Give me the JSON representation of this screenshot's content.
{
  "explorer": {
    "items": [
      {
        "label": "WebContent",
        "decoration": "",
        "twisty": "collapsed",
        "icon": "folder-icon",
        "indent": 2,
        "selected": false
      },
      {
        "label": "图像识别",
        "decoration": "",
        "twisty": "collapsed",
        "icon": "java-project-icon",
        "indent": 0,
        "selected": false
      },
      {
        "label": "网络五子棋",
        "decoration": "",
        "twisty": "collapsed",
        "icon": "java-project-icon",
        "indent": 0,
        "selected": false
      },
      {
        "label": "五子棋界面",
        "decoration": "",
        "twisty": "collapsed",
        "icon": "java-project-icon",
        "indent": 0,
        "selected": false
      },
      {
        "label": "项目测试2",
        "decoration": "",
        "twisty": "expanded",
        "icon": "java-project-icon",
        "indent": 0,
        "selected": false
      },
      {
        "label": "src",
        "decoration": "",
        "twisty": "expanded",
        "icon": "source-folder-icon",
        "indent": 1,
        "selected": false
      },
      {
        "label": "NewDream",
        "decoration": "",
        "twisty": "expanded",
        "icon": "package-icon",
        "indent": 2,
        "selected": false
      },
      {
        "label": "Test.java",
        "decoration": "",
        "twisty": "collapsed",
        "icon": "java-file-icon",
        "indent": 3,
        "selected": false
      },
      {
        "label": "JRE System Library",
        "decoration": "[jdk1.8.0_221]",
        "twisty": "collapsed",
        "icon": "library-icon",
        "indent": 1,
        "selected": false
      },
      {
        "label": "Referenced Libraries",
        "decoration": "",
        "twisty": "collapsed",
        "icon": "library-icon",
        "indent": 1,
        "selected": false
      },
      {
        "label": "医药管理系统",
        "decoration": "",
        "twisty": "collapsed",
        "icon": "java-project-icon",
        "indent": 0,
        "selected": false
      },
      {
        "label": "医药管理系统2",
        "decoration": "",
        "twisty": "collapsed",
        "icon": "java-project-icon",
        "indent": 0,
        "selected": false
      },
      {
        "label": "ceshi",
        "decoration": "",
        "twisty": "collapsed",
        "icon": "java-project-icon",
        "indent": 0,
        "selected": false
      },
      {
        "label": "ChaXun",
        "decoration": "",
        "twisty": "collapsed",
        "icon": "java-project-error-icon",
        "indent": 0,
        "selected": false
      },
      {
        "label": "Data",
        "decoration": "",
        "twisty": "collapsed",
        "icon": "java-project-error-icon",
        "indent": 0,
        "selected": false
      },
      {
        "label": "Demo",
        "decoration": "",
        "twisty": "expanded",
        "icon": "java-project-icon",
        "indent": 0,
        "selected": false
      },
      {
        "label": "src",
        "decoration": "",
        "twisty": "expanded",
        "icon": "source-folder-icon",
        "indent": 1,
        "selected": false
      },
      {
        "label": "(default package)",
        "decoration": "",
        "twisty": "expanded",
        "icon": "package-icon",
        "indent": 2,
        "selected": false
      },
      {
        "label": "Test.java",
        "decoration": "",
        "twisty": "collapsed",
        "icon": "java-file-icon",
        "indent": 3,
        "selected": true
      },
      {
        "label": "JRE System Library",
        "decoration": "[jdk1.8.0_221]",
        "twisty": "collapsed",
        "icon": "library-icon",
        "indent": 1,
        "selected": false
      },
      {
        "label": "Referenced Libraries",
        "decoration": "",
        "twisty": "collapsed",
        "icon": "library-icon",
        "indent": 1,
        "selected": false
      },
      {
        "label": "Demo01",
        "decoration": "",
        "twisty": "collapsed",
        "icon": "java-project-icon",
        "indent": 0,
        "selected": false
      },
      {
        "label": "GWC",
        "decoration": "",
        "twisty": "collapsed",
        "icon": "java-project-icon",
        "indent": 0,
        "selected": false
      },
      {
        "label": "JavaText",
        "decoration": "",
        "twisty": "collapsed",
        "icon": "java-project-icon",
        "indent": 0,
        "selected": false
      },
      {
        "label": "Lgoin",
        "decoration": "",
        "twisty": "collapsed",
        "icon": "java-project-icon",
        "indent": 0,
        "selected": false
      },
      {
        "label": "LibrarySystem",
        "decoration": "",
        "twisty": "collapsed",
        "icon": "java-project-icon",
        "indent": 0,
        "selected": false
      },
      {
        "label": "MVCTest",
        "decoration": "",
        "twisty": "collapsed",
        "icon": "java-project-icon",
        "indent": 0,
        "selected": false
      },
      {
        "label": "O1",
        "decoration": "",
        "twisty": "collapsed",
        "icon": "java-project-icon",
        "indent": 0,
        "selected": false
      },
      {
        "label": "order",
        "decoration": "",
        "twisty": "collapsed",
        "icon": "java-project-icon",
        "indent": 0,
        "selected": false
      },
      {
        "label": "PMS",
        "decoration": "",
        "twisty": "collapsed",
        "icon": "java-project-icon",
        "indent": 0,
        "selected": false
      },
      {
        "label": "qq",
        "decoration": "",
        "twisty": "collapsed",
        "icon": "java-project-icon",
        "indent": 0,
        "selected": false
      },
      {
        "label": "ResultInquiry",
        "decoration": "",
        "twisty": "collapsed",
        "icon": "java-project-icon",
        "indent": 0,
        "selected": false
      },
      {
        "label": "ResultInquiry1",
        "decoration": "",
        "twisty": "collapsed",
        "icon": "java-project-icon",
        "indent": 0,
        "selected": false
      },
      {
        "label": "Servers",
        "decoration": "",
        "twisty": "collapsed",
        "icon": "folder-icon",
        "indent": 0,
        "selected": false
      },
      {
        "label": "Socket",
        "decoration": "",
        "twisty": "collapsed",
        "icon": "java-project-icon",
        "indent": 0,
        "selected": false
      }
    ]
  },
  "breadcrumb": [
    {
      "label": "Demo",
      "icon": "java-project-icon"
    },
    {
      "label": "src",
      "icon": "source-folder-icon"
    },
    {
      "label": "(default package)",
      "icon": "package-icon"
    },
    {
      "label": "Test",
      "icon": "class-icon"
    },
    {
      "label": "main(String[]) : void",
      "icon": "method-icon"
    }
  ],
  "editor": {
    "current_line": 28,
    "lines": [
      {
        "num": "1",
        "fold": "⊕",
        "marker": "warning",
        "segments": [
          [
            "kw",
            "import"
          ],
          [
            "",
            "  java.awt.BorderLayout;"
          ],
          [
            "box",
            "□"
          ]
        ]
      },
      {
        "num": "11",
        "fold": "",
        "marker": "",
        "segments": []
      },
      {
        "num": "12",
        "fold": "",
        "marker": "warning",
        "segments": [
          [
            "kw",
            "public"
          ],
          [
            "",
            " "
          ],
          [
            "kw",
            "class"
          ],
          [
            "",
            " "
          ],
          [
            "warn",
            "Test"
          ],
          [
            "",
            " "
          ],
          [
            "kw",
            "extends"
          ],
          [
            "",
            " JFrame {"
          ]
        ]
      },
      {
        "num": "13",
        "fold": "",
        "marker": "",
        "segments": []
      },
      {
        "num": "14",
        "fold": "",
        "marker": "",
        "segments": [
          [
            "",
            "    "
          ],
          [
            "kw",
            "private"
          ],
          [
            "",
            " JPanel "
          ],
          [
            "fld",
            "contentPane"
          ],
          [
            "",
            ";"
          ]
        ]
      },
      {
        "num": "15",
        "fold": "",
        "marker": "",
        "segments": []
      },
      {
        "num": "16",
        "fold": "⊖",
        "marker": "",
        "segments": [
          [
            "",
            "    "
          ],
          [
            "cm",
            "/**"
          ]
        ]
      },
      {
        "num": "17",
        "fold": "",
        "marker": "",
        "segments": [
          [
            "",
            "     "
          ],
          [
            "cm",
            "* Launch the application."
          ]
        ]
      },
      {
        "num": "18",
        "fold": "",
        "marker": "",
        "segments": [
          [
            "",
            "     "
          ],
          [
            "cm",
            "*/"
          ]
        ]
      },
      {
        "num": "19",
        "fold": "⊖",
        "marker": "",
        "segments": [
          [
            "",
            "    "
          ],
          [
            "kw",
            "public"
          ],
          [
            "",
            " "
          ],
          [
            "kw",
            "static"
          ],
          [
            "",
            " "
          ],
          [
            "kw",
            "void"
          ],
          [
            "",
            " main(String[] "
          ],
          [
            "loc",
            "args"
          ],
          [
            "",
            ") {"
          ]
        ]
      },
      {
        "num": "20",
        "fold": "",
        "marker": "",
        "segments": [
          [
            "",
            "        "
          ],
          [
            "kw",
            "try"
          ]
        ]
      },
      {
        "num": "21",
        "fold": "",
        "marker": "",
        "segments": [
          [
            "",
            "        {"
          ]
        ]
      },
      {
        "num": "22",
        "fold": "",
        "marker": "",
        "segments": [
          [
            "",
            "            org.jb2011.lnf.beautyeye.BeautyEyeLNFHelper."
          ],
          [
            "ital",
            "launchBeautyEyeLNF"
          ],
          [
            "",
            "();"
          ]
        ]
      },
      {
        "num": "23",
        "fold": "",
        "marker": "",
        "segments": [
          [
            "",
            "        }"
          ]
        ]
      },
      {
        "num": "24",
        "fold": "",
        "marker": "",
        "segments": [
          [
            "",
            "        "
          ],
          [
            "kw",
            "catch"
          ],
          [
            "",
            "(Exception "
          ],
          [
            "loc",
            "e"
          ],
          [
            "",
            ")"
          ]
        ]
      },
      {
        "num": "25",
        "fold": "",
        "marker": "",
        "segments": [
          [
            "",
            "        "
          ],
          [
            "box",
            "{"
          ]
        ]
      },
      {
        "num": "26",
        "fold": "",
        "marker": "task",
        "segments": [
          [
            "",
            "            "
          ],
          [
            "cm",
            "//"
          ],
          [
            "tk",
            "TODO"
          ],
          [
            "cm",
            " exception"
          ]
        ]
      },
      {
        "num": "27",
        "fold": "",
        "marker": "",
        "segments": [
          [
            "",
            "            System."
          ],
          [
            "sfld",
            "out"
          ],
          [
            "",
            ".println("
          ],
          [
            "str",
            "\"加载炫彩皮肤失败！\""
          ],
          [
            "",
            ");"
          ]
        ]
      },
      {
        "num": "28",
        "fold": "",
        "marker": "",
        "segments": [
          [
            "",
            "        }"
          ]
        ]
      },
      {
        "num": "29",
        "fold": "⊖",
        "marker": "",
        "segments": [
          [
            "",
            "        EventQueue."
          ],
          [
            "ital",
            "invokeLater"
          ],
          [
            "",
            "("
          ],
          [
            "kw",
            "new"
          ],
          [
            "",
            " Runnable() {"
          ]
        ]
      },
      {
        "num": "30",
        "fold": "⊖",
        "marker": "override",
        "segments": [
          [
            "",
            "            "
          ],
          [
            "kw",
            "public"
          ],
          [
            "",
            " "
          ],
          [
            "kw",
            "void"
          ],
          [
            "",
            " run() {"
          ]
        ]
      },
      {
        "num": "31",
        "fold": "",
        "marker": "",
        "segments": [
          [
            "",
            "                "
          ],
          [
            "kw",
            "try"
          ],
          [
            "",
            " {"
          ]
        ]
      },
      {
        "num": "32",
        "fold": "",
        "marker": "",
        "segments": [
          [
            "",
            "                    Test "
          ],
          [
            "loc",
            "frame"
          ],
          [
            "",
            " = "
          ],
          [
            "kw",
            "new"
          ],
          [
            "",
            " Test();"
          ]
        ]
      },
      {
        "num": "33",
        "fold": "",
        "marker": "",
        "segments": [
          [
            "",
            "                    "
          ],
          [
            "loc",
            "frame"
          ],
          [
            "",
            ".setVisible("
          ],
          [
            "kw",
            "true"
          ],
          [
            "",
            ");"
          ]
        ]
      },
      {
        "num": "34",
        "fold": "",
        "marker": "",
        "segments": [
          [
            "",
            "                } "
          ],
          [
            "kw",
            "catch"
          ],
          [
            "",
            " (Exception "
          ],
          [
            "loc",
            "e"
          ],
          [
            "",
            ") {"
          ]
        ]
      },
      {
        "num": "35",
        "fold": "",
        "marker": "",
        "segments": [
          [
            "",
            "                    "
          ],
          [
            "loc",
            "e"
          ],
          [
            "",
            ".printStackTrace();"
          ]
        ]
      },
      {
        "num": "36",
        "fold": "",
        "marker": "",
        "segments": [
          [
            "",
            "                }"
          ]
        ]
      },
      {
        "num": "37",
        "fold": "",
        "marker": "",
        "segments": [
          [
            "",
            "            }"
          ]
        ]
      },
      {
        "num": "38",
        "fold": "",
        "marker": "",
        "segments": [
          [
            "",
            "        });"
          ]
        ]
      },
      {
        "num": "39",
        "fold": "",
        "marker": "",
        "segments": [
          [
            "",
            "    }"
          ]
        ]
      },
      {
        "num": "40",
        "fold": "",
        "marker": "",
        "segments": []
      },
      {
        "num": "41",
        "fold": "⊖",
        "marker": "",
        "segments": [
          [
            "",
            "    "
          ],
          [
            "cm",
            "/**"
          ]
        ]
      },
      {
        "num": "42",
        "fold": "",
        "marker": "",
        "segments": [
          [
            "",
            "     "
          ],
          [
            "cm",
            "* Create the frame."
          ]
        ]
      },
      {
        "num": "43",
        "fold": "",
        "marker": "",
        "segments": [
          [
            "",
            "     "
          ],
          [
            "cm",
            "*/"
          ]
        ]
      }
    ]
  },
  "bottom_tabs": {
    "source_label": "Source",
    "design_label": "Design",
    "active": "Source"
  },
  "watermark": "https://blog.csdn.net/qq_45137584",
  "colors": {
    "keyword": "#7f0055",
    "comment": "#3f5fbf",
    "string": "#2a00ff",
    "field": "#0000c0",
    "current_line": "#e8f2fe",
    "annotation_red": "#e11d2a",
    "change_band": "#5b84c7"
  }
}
##############################
§ **THE EXERCISE**: Go through the data above and find the lines with the word "default". Copy each of those lines.

§ **COMPLETED TASK**:
        "label": "(default package)",
      "label": "(default package)",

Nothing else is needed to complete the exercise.